## Given task
Return every line of the records below verbatim, with no pictures in the copy.

## start Data shown

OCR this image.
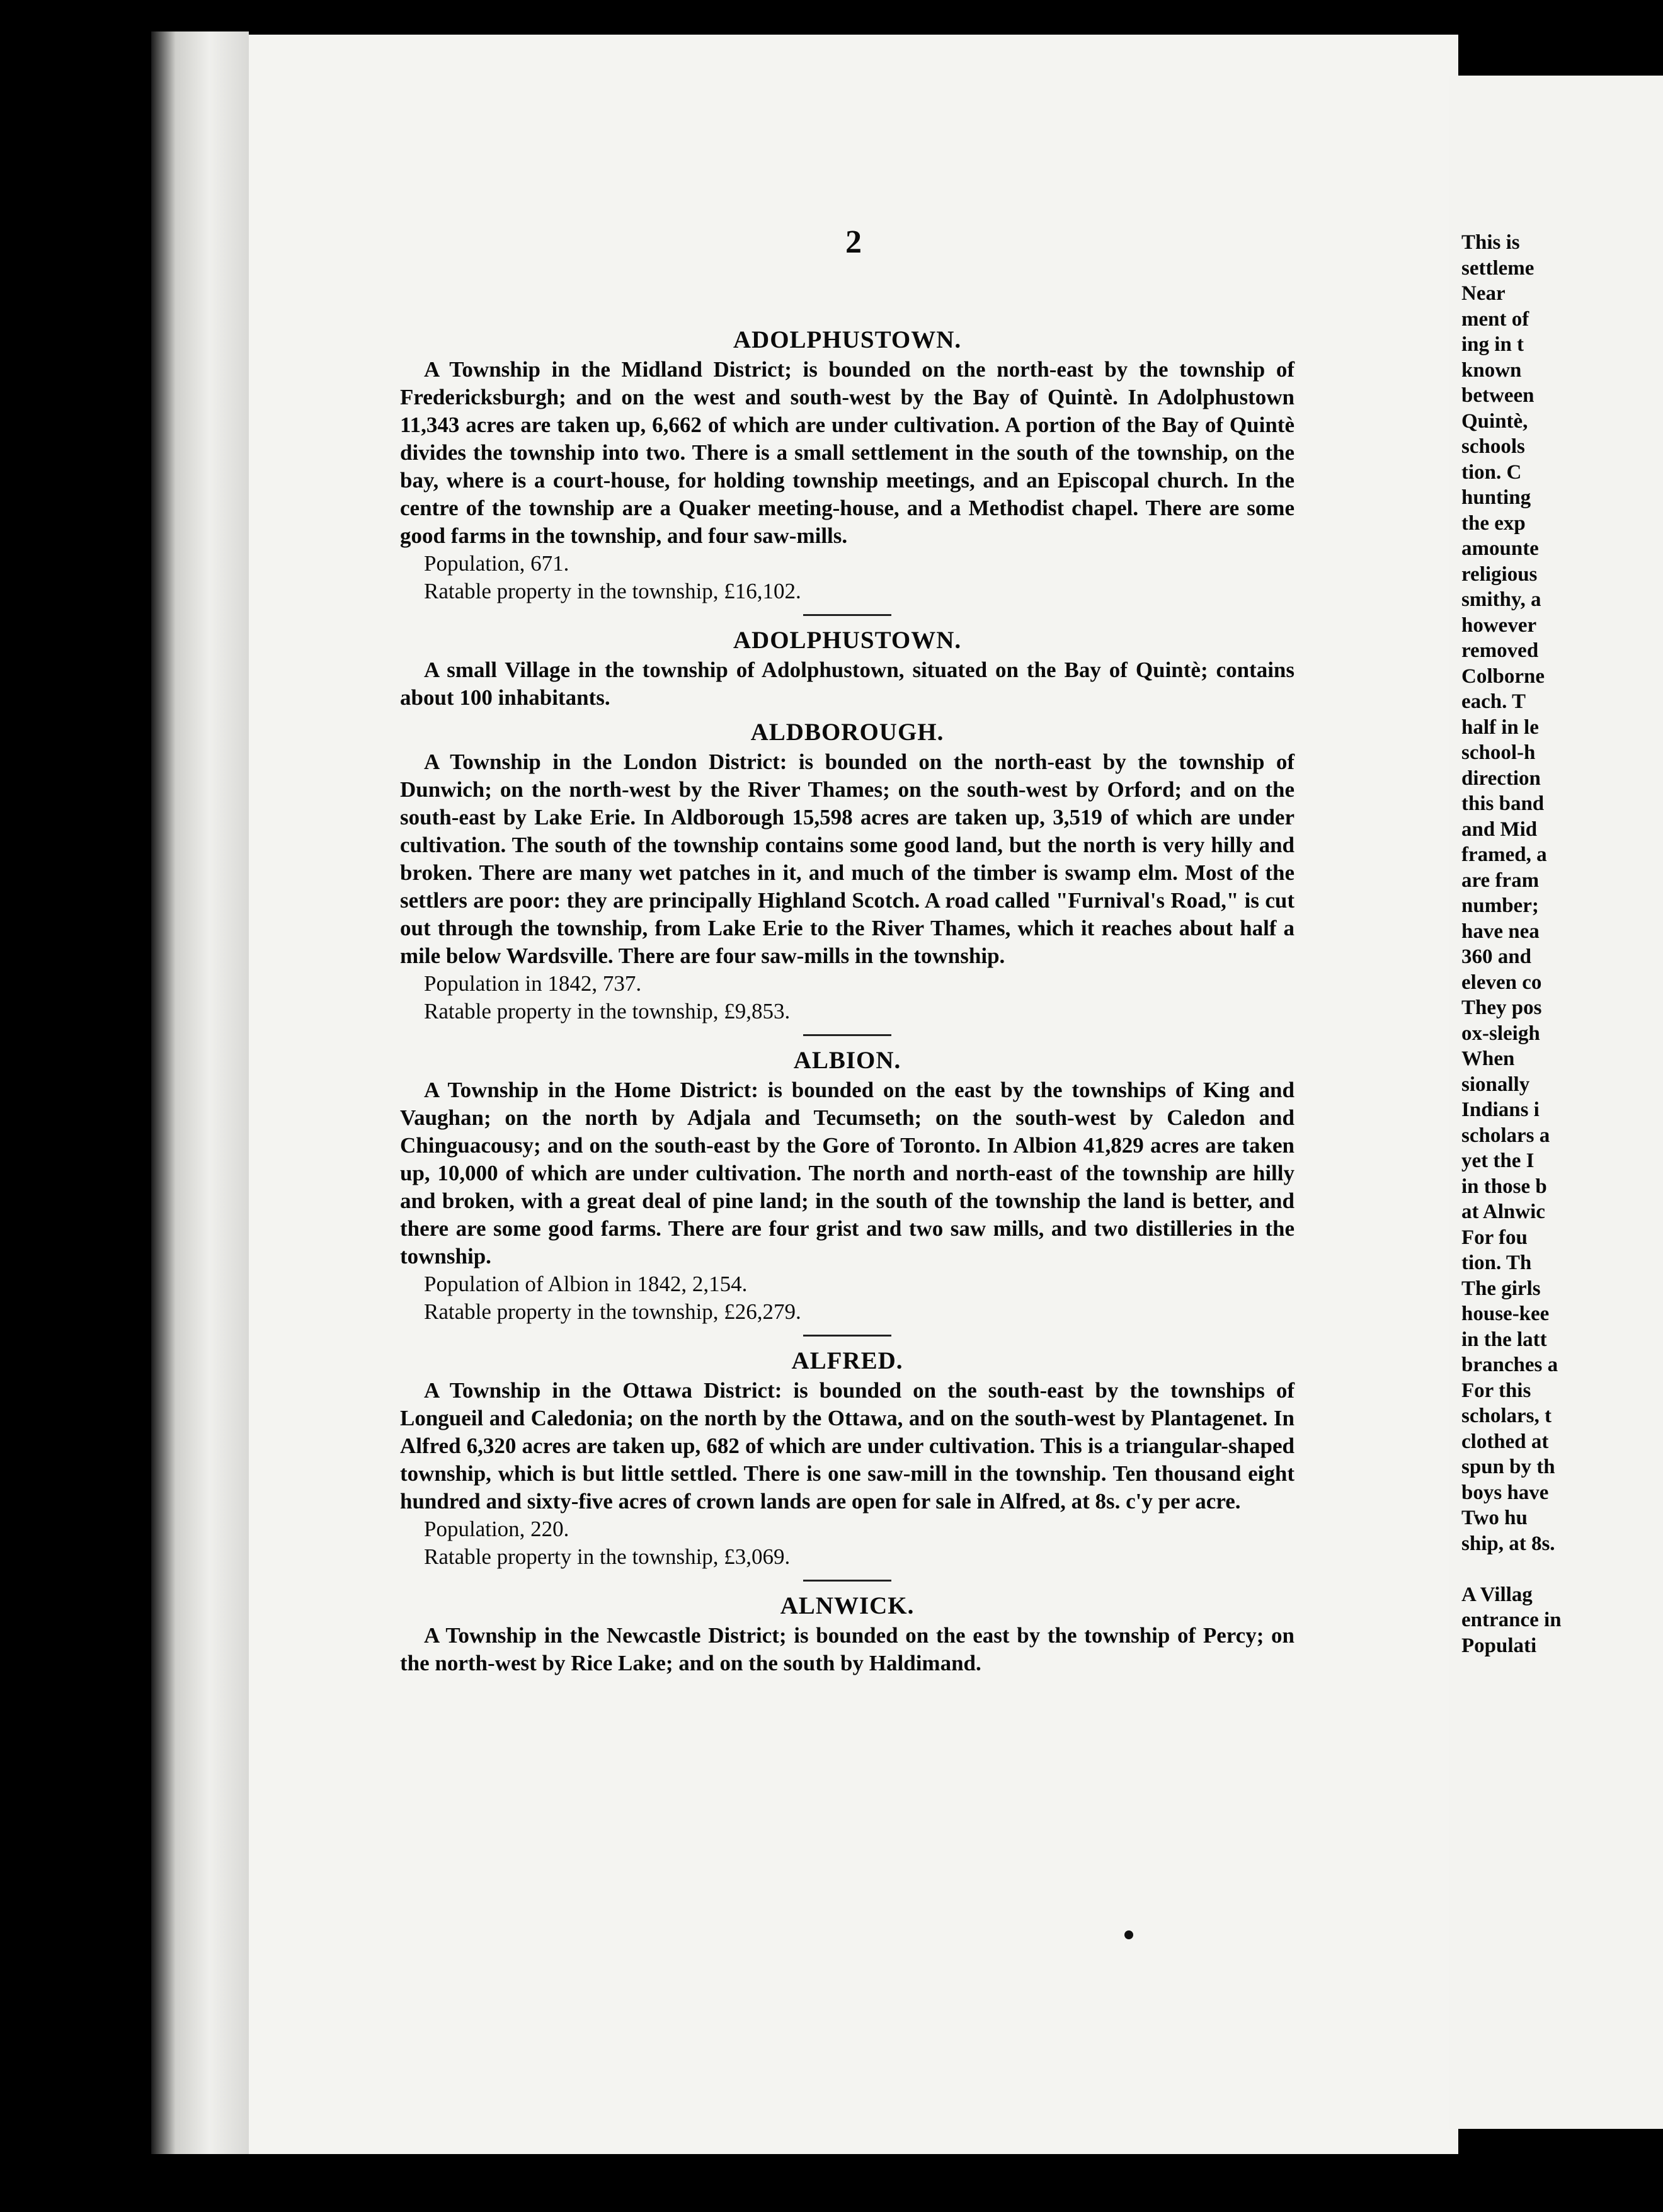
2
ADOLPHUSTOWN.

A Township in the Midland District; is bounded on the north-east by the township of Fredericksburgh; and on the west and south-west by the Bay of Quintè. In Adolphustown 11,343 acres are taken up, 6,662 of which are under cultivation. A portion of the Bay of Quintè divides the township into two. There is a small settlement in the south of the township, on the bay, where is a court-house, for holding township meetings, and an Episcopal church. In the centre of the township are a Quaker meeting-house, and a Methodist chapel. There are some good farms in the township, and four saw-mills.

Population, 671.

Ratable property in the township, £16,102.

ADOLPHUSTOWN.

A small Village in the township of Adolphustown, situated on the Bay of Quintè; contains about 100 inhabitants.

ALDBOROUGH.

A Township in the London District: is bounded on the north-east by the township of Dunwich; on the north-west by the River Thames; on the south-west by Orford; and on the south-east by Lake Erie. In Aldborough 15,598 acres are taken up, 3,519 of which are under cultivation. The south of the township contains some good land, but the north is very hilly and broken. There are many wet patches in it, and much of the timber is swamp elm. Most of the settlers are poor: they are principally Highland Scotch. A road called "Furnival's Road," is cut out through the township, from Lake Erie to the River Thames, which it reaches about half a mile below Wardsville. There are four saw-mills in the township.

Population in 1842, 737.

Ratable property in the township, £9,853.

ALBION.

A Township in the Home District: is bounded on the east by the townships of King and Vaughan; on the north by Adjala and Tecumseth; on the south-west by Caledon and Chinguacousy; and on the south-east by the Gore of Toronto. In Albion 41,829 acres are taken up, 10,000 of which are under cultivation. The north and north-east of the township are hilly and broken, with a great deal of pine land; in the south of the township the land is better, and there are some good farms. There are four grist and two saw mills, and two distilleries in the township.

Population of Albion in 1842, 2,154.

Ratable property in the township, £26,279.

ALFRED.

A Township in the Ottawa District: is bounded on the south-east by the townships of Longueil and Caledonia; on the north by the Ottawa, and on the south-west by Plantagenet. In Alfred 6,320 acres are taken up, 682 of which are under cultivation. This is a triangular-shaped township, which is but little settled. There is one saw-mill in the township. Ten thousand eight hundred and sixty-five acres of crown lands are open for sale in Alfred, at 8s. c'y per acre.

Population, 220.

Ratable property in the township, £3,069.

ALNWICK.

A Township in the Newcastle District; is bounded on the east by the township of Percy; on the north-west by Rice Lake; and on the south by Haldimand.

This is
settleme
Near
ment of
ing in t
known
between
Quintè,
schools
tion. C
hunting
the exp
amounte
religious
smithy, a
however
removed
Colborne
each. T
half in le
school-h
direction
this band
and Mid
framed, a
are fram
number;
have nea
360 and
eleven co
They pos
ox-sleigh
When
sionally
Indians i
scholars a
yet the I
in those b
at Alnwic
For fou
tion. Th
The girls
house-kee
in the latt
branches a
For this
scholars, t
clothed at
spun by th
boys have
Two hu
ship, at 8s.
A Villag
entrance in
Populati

## end Data shown

## Reply
OCR this image.
2
ADOLPHUSTOWN.

A Township in the Midland District; is bounded on the north-east by the township of Fredericksburgh; and on the west and south-west by the Bay of Quintè. In Adolphustown 11,343 acres are taken up, 6,662 of which are under cultivation. A portion of the Bay of Quintè divides the township into two. There is a small settlement in the south of the township, on the bay, where is a court-house, for holding township meetings, and an Episcopal church. In the centre of the township are a Quaker meeting-house, and a Methodist chapel. There are some good farms in the township, and four saw-mills.

Population, 671.

Ratable property in the township, £16,102.

ADOLPHUSTOWN.

A small Village in the township of Adolphustown, situated on the Bay of Quintè; contains about 100 inhabitants.

ALDBOROUGH.

A Township in the London District: is bounded on the north-east by the township of Dunwich; on the north-west by the River Thames; on the south-west by Orford; and on the south-east by Lake Erie. In Aldborough 15,598 acres are taken up, 3,519 of which are under cultivation. The south of the township contains some good land, but the north is very hilly and broken. There are many wet patches in it, and much of the timber is swamp elm. Most of the settlers are poor: they are principally Highland Scotch. A road called "Furnival's Road," is cut out through the township, from Lake Erie to the River Thames, which it reaches about half a mile below Wardsville. There are four saw-mills in the township.

Population in 1842, 737.

Ratable property in the township, £9,853.

ALBION.

A Township in the Home District: is bounded on the east by the townships of King and Vaughan; on the north by Adjala and Tecumseth; on the south-west by Caledon and Chinguacousy; and on the south-east by the Gore of Toronto. In Albion 41,829 acres are taken up, 10,000 of which are under cultivation. The north and north-east of the township are hilly and broken, with a great deal of pine land; in the south of the township the land is better, and there are some good farms. There are four grist and two saw mills, and two distilleries in the township.

Population of Albion in 1842, 2,154.

Ratable property in the township, £26,279.

ALFRED.

A Township in the Ottawa District: is bounded on the south-east by the townships of Longueil and Caledonia; on the north by the Ottawa, and on the south-west by Plantagenet. In Alfred 6,320 acres are taken up, 682 of which are under cultivation. This is a triangular-shaped township, which is but little settled. There is one saw-mill in the township. Ten thousand eight hundred and sixty-five acres of crown lands are open for sale in Alfred, at 8s. c'y per acre.

Population, 220.

Ratable property in the township, £3,069.

ALNWICK.

A Township in the Newcastle District; is bounded on the east by the township of Percy; on the north-west by Rice Lake; and on the south by Haldimand.

This is
settleme
Near
ment of
ing in t
known
between
Quintè,
schools
tion. C
hunting
the exp
amounte
religious
smithy, a
however
removed
Colborne
each. T
half in le
school-h
direction
this band
and Mid
framed, a
are fram
number;
have nea
360 and
eleven co
They pos
ox-sleigh
When
sionally
Indians i
scholars a
yet the I
in those b
at Alnwic
For fou
tion. Th
The girls
house-kee
in the latt
branches a
For this
scholars, t
clothed at
spun by th
boys have
Two hu
ship, at 8s.
A Villag
entrance in
Populati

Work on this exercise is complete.